─── Items

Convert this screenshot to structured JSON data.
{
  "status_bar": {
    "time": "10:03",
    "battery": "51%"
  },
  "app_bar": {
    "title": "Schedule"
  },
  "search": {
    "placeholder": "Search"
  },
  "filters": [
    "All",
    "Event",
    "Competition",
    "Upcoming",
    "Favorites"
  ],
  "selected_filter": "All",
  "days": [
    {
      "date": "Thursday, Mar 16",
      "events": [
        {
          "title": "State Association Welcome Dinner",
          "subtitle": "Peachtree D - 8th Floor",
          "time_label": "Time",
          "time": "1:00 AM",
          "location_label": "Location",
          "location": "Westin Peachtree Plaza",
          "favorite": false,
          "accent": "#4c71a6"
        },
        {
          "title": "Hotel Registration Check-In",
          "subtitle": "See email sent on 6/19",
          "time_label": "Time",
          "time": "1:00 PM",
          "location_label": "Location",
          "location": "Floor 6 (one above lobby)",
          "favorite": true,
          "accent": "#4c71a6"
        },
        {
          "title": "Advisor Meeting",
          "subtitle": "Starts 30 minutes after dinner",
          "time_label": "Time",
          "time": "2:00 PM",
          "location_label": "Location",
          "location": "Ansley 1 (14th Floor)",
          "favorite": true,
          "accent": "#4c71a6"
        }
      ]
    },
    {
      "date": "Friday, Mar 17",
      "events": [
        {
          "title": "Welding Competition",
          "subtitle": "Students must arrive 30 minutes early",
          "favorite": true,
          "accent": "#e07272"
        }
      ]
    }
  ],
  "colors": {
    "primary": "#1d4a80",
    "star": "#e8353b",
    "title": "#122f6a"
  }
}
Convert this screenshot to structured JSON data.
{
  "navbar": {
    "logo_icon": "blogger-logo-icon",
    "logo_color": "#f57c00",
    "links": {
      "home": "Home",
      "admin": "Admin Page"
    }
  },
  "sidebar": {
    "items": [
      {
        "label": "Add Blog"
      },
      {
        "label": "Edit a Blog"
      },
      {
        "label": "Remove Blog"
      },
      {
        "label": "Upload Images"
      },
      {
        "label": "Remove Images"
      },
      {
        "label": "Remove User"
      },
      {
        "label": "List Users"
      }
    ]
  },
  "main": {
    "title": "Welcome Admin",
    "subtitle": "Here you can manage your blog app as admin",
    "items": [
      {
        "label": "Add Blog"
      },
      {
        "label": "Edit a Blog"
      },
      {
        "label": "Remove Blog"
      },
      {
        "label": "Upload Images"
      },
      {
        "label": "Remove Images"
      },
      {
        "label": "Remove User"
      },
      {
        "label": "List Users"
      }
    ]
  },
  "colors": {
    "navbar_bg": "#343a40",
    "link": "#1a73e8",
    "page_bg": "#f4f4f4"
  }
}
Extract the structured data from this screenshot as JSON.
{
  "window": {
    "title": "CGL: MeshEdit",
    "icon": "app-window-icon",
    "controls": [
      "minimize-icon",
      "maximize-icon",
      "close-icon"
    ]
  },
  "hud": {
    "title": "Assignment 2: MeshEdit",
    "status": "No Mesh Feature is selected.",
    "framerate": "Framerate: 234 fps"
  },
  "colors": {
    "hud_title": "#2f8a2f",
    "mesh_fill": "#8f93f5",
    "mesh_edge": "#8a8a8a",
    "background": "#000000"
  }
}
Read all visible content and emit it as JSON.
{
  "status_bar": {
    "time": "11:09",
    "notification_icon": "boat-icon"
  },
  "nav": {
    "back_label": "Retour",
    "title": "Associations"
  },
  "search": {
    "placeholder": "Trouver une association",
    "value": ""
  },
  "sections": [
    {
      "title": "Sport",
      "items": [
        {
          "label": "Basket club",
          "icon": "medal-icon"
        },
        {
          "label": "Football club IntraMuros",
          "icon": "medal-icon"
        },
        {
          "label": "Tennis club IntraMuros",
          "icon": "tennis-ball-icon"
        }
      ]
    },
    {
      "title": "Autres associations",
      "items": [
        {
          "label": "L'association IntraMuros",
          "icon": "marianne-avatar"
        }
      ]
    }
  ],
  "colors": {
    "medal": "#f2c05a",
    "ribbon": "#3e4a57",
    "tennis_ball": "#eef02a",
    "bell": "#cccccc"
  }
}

──────

#### Direction
Write all of the records out again exactly.

#### Written solution
Convert this screenshot to structured JSON data.
{
  "status_bar": {
    "time": "10:03",
    "battery": "51%"
  },
  "app_bar": {
    "title": "Schedule"
  },
  "search": {
    "placeholder": "Search"
  },
  "filters": [
    "All",
    "Event",
    "Competition",
    "Upcoming",
    "Favorites"
  ],
  "selected_filter": "All",
  "days": [
    {
      "date": "Thursday, Mar 16",
      "events": [
        {
          "title": "State Association Welcome Dinner",
          "subtitle": "Peachtree D - 8th Floor",
          "time_label": "Time",
          "time": "1:00 AM",
          "location_label": "Location",
          "location": "Westin Peachtree Plaza",
          "favorite": false,
          "accent": "#4c71a6"
        },
        {
          "title": "Hotel Registration Check-In",
          "subtitle": "See email sent on 6/19",
          "time_label": "Time",
          "time": "1:00 PM",
          "location_label": "Location",
          "location": "Floor 6 (one above lobby)",
          "favorite": true,
          "accent": "#4c71a6"
        },
        {
          "title": "Advisor Meeting",
          "subtitle": "Starts 30 minutes after dinner",
          "time_label": "Time",
          "time": "2:00 PM",
          "location_label": "Location",
          "location": "Ansley 1 (14th Floor)",
          "favorite": true,
          "accent": "#4c71a6"
        }
      ]
    },
    {
      "date": "Friday, Mar 17",
      "events": [
        {
          "title": "Welding Competition",
          "subtitle": "Students must arrive 30 minutes early",
          "favorite": true,
          "accent": "#e07272"
        }
      ]
    }
  ],
  "colors": {
    "primary": "#1d4a80",
    "star": "#e8353b",
    "title": "#122f6a"
  }
}
Convert this screenshot to structured JSON data.
{
  "navbar": {
    "logo_icon": "blogger-logo-icon",
    "logo_color": "#f57c00",
    "links": {
      "home": "Home",
      "admin": "Admin Page"
    }
  },
  "sidebar": {
    "items": [
      {
        "label": "Add Blog"
      },
      {
        "label": "Edit a Blog"
      },
      {
        "label": "Remove Blog"
      },
      {
        "label": "Upload Images"
      },
      {
        "label": "Remove Images"
      },
      {
        "label": "Remove User"
      },
      {
        "label": "List Users"
      }
    ]
  },
  "main": {
    "title": "Welcome Admin",
    "subtitle": "Here you can manage your blog app as admin",
    "items": [
      {
        "label": "Add Blog"
      },
      {
        "label": "Edit a Blog"
      },
      {
        "label": "Remove Blog"
      },
      {
        "label": "Upload Images"
      },
      {
        "label": "Remove Images"
      },
      {
        "label": "Remove User"
      },
      {
        "label": "List Users"
      }
    ]
  },
  "colors": {
    "navbar_bg": "#343a40",
    "link": "#1a73e8",
    "page_bg": "#f4f4f4"
  }
}
Extract the structured data from this screenshot as JSON.
{
  "window": {
    "title": "CGL: MeshEdit",
    "icon": "app-window-icon",
    "controls": [
      "minimize-icon",
      "maximize-icon",
      "close-icon"
    ]
  },
  "hud": {
    "title": "Assignment 2: MeshEdit",
    "status": "No Mesh Feature is selected.",
    "framerate": "Framerate: 234 fps"
  },
  "colors": {
    "hud_title": "#2f8a2f",
    "mesh_fill": "#8f93f5",
    "mesh_edge": "#8a8a8a",
    "background": "#000000"
  }
}
Read all visible content and emit it as JSON.
{
  "status_bar": {
    "time": "11:09",
    "notification_icon": "boat-icon"
  },
  "nav": {
    "back_label": "Retour",
    "title": "Associations"
  },
  "search": {
    "placeholder": "Trouver une association",
    "value": ""
  },
  "sections": [
    {
      "title": "Sport",
      "items": [
        {
          "label": "Basket club",
          "icon": "medal-icon"
        },
        {
          "label": "Football club IntraMuros",
          "icon": "medal-icon"
        },
        {
          "label": "Tennis club IntraMuros",
          "icon": "tennis-ball-icon"
        }
      ]
    },
    {
      "title": "Autres associations",
      "items": [
        {
          "label": "L'association IntraMuros",
          "icon": "marianne-avatar"
        }
      ]
    }
  ],
  "colors": {
    "medal": "#f2c05a",
    "ribbon": "#3e4a57",
    "tennis_ball": "#eef02a",
    "bell": "#cccccc"
  }
}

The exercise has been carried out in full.